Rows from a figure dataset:

= = =

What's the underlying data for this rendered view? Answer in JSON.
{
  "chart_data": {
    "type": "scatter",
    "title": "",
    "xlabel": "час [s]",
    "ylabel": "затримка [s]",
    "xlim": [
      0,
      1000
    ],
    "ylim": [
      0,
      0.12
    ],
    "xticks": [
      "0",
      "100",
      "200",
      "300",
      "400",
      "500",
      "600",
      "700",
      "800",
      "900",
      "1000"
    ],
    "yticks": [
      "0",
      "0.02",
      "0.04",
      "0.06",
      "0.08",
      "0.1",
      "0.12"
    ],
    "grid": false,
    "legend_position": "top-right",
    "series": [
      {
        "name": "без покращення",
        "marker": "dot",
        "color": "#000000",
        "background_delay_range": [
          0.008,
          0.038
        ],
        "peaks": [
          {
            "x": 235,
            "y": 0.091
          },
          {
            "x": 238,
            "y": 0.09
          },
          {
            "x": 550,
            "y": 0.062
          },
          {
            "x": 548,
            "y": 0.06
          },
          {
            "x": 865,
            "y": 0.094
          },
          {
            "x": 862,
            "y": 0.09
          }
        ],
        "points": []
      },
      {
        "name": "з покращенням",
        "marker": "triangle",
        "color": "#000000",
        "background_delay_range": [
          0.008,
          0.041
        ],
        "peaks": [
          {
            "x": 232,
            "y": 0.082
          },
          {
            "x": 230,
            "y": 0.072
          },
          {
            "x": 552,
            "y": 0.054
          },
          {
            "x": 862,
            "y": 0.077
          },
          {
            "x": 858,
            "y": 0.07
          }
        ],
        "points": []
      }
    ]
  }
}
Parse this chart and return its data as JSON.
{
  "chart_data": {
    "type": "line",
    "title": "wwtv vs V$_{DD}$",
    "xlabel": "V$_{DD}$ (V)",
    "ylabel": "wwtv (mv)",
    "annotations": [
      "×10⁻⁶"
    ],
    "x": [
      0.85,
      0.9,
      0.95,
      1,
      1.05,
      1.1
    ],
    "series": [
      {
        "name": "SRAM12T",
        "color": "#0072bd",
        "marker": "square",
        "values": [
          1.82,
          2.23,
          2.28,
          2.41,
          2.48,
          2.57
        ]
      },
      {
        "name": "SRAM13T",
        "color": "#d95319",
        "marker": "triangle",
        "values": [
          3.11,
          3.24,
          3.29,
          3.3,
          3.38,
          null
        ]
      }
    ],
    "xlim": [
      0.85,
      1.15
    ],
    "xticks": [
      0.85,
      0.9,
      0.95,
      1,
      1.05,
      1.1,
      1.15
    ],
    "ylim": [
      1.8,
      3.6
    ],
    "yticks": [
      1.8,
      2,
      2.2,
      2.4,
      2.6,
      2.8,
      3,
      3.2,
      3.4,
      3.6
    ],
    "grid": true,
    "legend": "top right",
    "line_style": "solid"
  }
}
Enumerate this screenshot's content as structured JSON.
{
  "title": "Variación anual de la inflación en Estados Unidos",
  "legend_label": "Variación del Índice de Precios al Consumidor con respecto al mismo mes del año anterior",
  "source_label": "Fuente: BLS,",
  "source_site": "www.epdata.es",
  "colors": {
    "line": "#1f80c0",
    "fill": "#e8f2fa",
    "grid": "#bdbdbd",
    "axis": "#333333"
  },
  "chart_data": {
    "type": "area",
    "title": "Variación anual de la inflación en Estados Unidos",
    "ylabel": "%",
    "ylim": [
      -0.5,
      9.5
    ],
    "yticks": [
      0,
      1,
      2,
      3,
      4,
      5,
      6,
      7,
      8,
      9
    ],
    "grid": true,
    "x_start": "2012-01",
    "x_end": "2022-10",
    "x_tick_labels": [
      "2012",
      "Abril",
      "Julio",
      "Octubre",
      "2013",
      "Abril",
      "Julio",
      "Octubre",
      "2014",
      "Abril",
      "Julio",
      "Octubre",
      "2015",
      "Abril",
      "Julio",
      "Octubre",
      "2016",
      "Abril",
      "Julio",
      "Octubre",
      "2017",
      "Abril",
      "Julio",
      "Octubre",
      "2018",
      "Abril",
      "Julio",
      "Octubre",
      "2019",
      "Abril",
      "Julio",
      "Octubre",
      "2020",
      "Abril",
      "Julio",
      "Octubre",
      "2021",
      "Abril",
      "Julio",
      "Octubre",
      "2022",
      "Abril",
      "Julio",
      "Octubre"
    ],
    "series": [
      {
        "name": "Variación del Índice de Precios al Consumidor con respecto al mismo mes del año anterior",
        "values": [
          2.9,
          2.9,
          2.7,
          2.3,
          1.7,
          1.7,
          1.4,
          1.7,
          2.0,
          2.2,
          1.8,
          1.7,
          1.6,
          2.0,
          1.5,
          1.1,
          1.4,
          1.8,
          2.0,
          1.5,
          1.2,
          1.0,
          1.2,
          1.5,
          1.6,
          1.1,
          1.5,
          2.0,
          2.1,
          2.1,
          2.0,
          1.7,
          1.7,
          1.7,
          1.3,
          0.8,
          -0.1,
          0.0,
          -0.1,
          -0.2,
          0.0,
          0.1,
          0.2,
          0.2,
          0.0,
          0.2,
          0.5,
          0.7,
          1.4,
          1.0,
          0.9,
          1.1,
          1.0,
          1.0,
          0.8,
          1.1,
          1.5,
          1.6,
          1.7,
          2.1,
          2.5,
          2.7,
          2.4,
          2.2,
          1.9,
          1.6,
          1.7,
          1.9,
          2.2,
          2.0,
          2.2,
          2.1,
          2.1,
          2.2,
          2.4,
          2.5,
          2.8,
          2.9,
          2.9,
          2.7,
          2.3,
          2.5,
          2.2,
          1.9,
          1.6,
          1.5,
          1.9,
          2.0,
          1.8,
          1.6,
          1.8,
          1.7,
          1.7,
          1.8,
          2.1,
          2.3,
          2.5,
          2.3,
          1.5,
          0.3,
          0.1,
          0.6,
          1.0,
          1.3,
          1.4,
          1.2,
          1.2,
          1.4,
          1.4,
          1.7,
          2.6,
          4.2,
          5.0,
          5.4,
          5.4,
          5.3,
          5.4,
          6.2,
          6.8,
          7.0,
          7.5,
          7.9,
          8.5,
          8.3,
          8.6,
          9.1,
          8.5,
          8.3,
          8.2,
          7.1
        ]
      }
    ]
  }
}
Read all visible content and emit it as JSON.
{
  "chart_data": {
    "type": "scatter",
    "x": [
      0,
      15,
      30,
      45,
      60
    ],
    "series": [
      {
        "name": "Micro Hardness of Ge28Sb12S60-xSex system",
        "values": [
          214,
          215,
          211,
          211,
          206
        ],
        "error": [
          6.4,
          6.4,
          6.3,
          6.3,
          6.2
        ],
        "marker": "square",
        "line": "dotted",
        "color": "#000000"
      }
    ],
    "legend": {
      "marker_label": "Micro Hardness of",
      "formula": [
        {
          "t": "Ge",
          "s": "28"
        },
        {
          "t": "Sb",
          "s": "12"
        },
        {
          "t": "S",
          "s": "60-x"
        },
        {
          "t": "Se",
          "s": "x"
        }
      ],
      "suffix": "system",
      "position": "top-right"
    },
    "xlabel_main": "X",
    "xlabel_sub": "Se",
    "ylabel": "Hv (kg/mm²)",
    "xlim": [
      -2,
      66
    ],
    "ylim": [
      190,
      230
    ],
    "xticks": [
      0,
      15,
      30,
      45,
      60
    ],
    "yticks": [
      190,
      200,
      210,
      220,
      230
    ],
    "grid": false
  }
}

= = =

Exercise details | Write out the entries above word for word.

Completed exercise |
What's the underlying data for this rendered view? Answer in JSON.
{
  "chart_data": {
    "type": "scatter",
    "title": "",
    "xlabel": "час [s]",
    "ylabel": "затримка [s]",
    "xlim": [
      0,
      1000
    ],
    "ylim": [
      0,
      0.12
    ],
    "xticks": [
      "0",
      "100",
      "200",
      "300",
      "400",
      "500",
      "600",
      "700",
      "800",
      "900",
      "1000"
    ],
    "yticks": [
      "0",
      "0.02",
      "0.04",
      "0.06",
      "0.08",
      "0.1",
      "0.12"
    ],
    "grid": false,
    "legend_position": "top-right",
    "series": [
      {
        "name": "без покращення",
        "marker": "dot",
        "color": "#000000",
        "background_delay_range": [
          0.008,
          0.038
        ],
        "peaks": [
          {
            "x": 235,
            "y": 0.091
          },
          {
            "x": 238,
            "y": 0.09
          },
          {
            "x": 550,
            "y": 0.062
          },
          {
            "x": 548,
            "y": 0.06
          },
          {
            "x": 865,
            "y": 0.094
          },
          {
            "x": 862,
            "y": 0.09
          }
        ],
        "points": []
      },
      {
        "name": "з покращенням",
        "marker": "triangle",
        "color": "#000000",
        "background_delay_range": [
          0.008,
          0.041
        ],
        "peaks": [
          {
            "x": 232,
            "y": 0.082
          },
          {
            "x": 230,
            "y": 0.072
          },
          {
            "x": 552,
            "y": 0.054
          },
          {
            "x": 862,
            "y": 0.077
          },
          {
            "x": 858,
            "y": 0.07
          }
        ],
        "points": []
      }
    ]
  }
}
Parse this chart and return its data as JSON.
{
  "chart_data": {
    "type": "line",
    "title": "wwtv vs V$_{DD}$",
    "xlabel": "V$_{DD}$ (V)",
    "ylabel": "wwtv (mv)",
    "annotations": [
      "×10⁻⁶"
    ],
    "x": [
      0.85,
      0.9,
      0.95,
      1,
      1.05,
      1.1
    ],
    "series": [
      {
        "name": "SRAM12T",
        "color": "#0072bd",
        "marker": "square",
        "values": [
          1.82,
          2.23,
          2.28,
          2.41,
          2.48,
          2.57
        ]
      },
      {
        "name": "SRAM13T",
        "color": "#d95319",
        "marker": "triangle",
        "values": [
          3.11,
          3.24,
          3.29,
          3.3,
          3.38,
          null
        ]
      }
    ],
    "xlim": [
      0.85,
      1.15
    ],
    "xticks": [
      0.85,
      0.9,
      0.95,
      1,
      1.05,
      1.1,
      1.15
    ],
    "ylim": [
      1.8,
      3.6
    ],
    "yticks": [
      1.8,
      2,
      2.2,
      2.4,
      2.6,
      2.8,
      3,
      3.2,
      3.4,
      3.6
    ],
    "grid": true,
    "legend": "top right",
    "line_style": "solid"
  }
}
Enumerate this screenshot's content as structured JSON.
{
  "title": "Variación anual de la inflación en Estados Unidos",
  "legend_label": "Variación del Índice de Precios al Consumidor con respecto al mismo mes del año anterior",
  "source_label": "Fuente: BLS,",
  "source_site": "www.epdata.es",
  "colors": {
    "line": "#1f80c0",
    "fill": "#e8f2fa",
    "grid": "#bdbdbd",
    "axis": "#333333"
  },
  "chart_data": {
    "type": "area",
    "title": "Variación anual de la inflación en Estados Unidos",
    "ylabel": "%",
    "ylim": [
      -0.5,
      9.5
    ],
    "yticks": [
      0,
      1,
      2,
      3,
      4,
      5,
      6,
      7,
      8,
      9
    ],
    "grid": true,
    "x_start": "2012-01",
    "x_end": "2022-10",
    "x_tick_labels": [
      "2012",
      "Abril",
      "Julio",
      "Octubre",
      "2013",
      "Abril",
      "Julio",
      "Octubre",
      "2014",
      "Abril",
      "Julio",
      "Octubre",
      "2015",
      "Abril",
      "Julio",
      "Octubre",
      "2016",
      "Abril",
      "Julio",
      "Octubre",
      "2017",
      "Abril",
      "Julio",
      "Octubre",
      "2018",
      "Abril",
      "Julio",
      "Octubre",
      "2019",
      "Abril",
      "Julio",
      "Octubre",
      "2020",
      "Abril",
      "Julio",
      "Octubre",
      "2021",
      "Abril",
      "Julio",
      "Octubre",
      "2022",
      "Abril",
      "Julio",
      "Octubre"
    ],
    "series": [
      {
        "name": "Variación del Índice de Precios al Consumidor con respecto al mismo mes del año anterior",
        "values": [
          2.9,
          2.9,
          2.7,
          2.3,
          1.7,
          1.7,
          1.4,
          1.7,
          2.0,
          2.2,
          1.8,
          1.7,
          1.6,
          2.0,
          1.5,
          1.1,
          1.4,
          1.8,
          2.0,
          1.5,
          1.2,
          1.0,
          1.2,
          1.5,
          1.6,
          1.1,
          1.5,
          2.0,
          2.1,
          2.1,
          2.0,
          1.7,
          1.7,
          1.7,
          1.3,
          0.8,
          -0.1,
          0.0,
          -0.1,
          -0.2,
          0.0,
          0.1,
          0.2,
          0.2,
          0.0,
          0.2,
          0.5,
          0.7,
          1.4,
          1.0,
          0.9,
          1.1,
          1.0,
          1.0,
          0.8,
          1.1,
          1.5,
          1.6,
          1.7,
          2.1,
          2.5,
          2.7,
          2.4,
          2.2,
          1.9,
          1.6,
          1.7,
          1.9,
          2.2,
          2.0,
          2.2,
          2.1,
          2.1,
          2.2,
          2.4,
          2.5,
          2.8,
          2.9,
          2.9,
          2.7,
          2.3,
          2.5,
          2.2,
          1.9,
          1.6,
          1.5,
          1.9,
          2.0,
          1.8,
          1.6,
          1.8,
          1.7,
          1.7,
          1.8,
          2.1,
          2.3,
          2.5,
          2.3,
          1.5,
          0.3,
          0.1,
          0.6,
          1.0,
          1.3,
          1.4,
          1.2,
          1.2,
          1.4,
          1.4,
          1.7,
          2.6,
          4.2,
          5.0,
          5.4,
          5.4,
          5.3,
          5.4,
          6.2,
          6.8,
          7.0,
          7.5,
          7.9,
          8.5,
          8.3,
          8.6,
          9.1,
          8.5,
          8.3,
          8.2,
          7.1
        ]
      }
    ]
  }
}
Read all visible content and emit it as JSON.
{
  "chart_data": {
    "type": "scatter",
    "x": [
      0,
      15,
      30,
      45,
      60
    ],
    "series": [
      {
        "name": "Micro Hardness of Ge28Sb12S60-xSex system",
        "values": [
          214,
          215,
          211,
          211,
          206
        ],
        "error": [
          6.4,
          6.4,
          6.3,
          6.3,
          6.2
        ],
        "marker": "square",
        "line": "dotted",
        "color": "#000000"
      }
    ],
    "legend": {
      "marker_label": "Micro Hardness of",
      "formula": [
        {
          "t": "Ge",
          "s": "28"
        },
        {
          "t": "Sb",
          "s": "12"
        },
        {
          "t": "S",
          "s": "60-x"
        },
        {
          "t": "Se",
          "s": "x"
        }
      ],
      "suffix": "system",
      "position": "top-right"
    },
    "xlabel_main": "X",
    "xlabel_sub": "Se",
    "ylabel": "Hv (kg/mm²)",
    "xlim": [
      -2,
      66
    ],
    "ylim": [
      190,
      230
    ],
    "xticks": [
      0,
      15,
      30,
      45,
      60
    ],
    "yticks": [
      190,
      200,
      210,
      220,
      230
    ],
    "grid": false
  }
}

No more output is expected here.